WHAT YOU SHOULD DO » Extract every line of the material that holds the string "this".

####################

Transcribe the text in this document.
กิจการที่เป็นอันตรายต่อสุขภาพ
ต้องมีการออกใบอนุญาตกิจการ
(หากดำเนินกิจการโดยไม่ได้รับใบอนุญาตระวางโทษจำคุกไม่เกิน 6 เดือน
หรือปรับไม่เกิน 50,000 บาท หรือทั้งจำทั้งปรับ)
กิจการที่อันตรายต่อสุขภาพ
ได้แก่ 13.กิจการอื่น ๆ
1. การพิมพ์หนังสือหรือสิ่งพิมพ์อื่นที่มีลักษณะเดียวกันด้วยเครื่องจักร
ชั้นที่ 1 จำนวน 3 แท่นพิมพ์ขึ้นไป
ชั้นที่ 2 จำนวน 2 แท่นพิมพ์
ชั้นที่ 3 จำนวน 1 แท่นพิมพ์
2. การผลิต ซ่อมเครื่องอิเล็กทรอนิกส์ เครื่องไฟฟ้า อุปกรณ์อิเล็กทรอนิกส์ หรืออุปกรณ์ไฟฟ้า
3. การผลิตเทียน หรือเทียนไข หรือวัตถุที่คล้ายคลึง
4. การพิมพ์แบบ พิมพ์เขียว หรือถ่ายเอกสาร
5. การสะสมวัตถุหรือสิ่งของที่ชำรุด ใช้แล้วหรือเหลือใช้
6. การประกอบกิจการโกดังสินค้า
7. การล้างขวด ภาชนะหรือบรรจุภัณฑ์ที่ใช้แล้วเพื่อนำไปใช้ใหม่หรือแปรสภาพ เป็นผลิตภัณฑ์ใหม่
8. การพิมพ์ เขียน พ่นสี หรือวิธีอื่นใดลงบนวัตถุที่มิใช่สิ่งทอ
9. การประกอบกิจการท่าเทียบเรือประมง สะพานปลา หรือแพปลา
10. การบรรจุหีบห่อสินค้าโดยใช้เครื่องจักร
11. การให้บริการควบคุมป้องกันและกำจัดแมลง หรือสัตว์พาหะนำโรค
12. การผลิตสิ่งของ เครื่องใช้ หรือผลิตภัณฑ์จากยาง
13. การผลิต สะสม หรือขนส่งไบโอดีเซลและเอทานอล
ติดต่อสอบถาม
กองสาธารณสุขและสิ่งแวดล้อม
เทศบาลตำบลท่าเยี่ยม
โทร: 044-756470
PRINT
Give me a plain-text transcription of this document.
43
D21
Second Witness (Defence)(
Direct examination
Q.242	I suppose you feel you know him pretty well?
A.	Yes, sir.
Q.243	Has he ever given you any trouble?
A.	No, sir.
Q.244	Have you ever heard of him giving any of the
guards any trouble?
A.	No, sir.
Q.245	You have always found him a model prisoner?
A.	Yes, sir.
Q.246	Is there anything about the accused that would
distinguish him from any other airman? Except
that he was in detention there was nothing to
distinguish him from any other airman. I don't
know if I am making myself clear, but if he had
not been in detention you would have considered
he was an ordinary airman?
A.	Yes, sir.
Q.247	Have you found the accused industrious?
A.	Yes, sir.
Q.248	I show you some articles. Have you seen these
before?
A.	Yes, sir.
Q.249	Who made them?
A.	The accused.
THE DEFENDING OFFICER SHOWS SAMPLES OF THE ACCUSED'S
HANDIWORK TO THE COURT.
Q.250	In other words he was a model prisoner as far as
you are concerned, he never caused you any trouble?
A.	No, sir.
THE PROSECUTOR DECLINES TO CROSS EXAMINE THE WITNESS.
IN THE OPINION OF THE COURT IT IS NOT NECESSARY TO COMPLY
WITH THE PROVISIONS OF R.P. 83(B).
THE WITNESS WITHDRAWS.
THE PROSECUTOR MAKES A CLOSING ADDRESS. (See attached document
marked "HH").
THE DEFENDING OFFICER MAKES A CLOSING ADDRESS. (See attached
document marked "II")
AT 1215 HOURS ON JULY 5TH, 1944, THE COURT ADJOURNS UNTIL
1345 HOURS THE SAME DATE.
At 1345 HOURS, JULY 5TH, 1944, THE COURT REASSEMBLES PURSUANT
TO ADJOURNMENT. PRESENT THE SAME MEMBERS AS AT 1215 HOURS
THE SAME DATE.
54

####################

WRITTEN ANSWER »
Transcribe the text in this document.
Give me a plain-text transcription of this document.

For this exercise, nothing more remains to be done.